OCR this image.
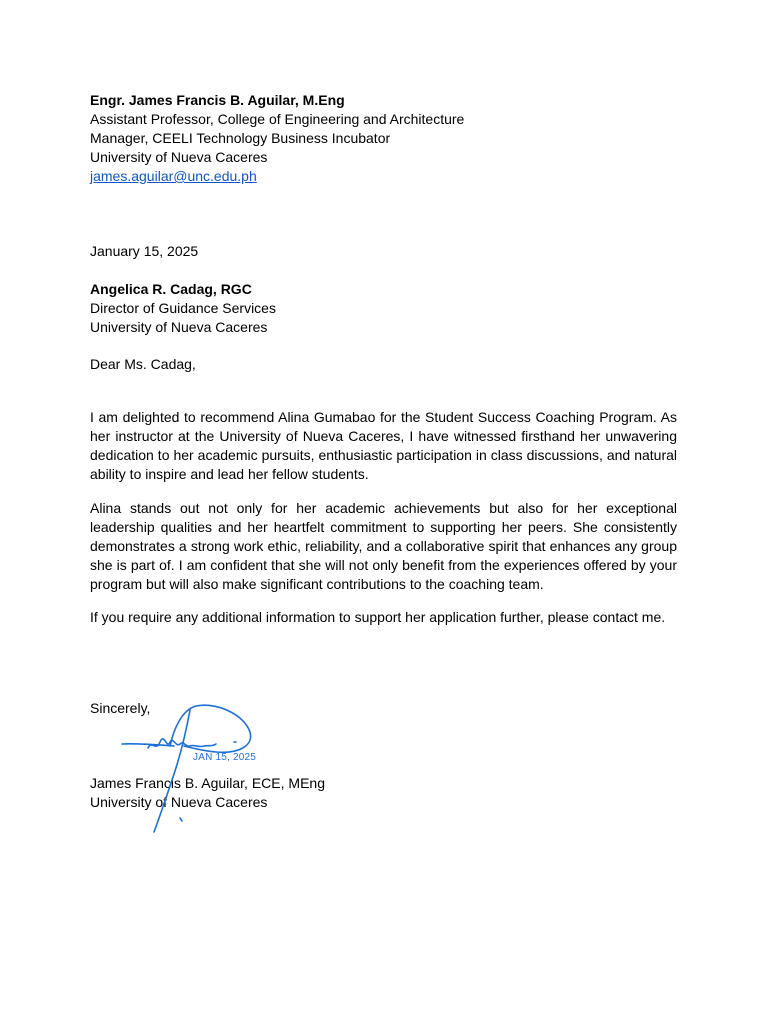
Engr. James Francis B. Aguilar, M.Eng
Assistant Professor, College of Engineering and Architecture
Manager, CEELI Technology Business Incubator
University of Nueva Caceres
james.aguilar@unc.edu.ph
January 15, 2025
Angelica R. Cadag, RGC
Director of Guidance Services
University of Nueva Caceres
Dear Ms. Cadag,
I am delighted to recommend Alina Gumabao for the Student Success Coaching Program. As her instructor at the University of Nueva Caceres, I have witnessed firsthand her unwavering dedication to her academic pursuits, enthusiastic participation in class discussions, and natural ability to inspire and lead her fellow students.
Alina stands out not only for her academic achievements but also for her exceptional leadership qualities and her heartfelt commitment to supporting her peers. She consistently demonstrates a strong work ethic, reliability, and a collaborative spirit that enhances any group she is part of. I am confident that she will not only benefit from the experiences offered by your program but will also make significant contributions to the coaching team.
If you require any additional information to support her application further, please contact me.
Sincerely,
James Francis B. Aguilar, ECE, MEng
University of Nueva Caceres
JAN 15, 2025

┄┄┄┄┄┄┄┄┄┄

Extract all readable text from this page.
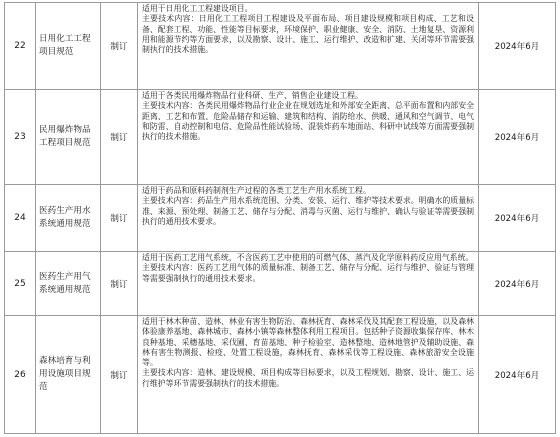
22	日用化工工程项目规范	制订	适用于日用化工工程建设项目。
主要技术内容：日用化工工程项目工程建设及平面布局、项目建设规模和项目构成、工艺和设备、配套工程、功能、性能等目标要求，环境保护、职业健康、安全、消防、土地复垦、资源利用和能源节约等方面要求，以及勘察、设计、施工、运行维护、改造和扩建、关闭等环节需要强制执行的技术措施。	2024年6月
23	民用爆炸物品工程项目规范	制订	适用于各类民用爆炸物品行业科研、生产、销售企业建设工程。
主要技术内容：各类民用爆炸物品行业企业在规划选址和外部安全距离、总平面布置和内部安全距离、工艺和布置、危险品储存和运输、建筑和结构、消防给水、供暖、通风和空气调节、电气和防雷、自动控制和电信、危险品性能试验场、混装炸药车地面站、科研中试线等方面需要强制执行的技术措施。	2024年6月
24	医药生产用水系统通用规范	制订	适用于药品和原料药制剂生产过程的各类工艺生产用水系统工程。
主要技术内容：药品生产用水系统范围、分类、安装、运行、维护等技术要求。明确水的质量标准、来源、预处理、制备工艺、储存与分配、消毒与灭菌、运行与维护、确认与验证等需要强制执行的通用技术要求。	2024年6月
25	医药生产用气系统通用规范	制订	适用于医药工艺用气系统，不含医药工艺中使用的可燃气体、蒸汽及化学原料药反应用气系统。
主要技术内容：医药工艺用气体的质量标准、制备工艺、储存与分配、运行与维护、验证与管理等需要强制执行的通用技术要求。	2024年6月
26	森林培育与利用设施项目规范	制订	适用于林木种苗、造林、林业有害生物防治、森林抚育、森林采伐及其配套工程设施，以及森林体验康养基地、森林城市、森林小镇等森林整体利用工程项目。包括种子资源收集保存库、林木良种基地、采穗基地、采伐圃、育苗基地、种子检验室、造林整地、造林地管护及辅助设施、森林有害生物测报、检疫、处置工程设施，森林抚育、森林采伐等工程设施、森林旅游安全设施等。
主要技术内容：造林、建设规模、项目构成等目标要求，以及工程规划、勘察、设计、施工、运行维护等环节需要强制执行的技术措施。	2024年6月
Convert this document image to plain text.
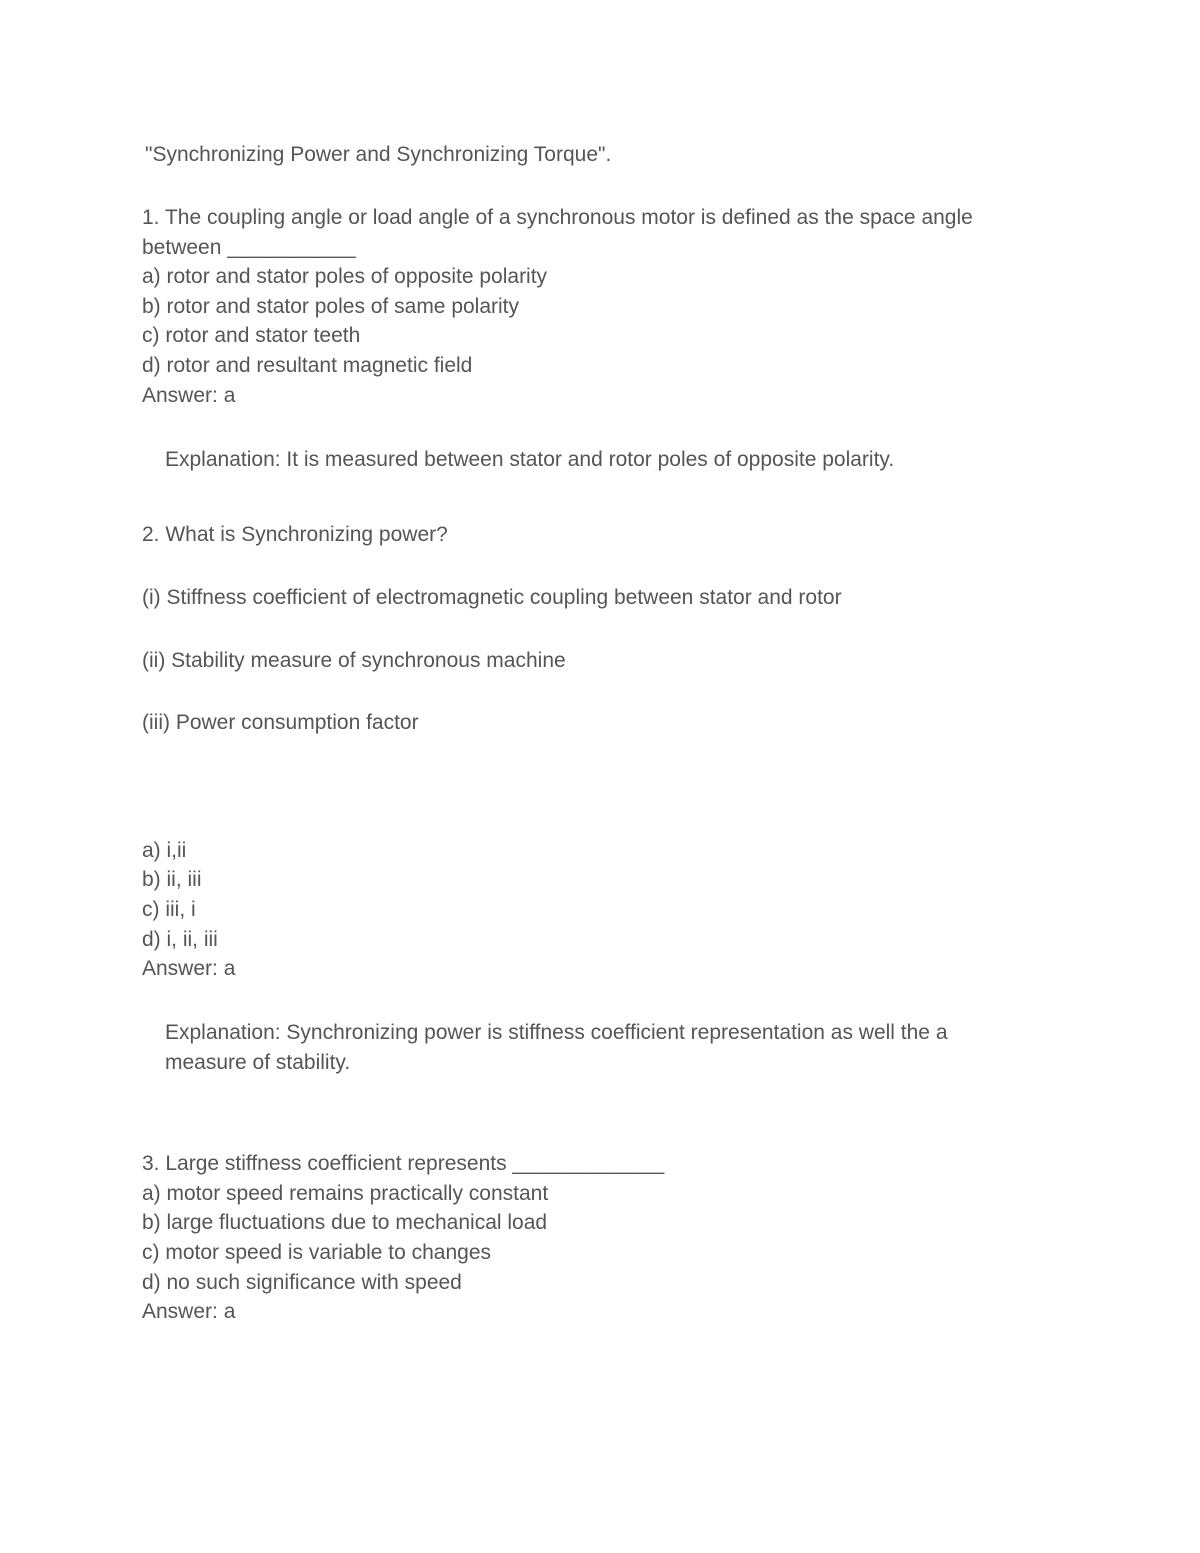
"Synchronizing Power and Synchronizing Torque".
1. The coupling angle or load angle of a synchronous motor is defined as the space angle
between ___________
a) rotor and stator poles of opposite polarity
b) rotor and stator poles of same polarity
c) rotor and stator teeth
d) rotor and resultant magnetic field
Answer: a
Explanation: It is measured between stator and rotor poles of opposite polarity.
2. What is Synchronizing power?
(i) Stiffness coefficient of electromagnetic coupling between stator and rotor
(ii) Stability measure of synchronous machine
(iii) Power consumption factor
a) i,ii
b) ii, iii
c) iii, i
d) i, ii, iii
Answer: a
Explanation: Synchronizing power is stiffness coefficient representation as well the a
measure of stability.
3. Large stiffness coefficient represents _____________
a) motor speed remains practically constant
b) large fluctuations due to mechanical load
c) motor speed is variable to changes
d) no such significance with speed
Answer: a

┄┄┄┄┄┄┄┄┄┄

_STATED EXERCISE_. Using the listing above, list every line in which the string "from" occurs.

_CORRECT OUTPUT_.
Alina stands out not only for her academic achievements but also for her exceptional leadership qualities and her heartfelt commitment to supporting her peers. She consistently demonstrates a strong work ethic, reliability, and a collaborative spirit that enhances any group she is part of. I am confident that she will not only benefit from the experiences offered by your program but will also make significant contributions to the coaching team.
Extract all readable text from this page.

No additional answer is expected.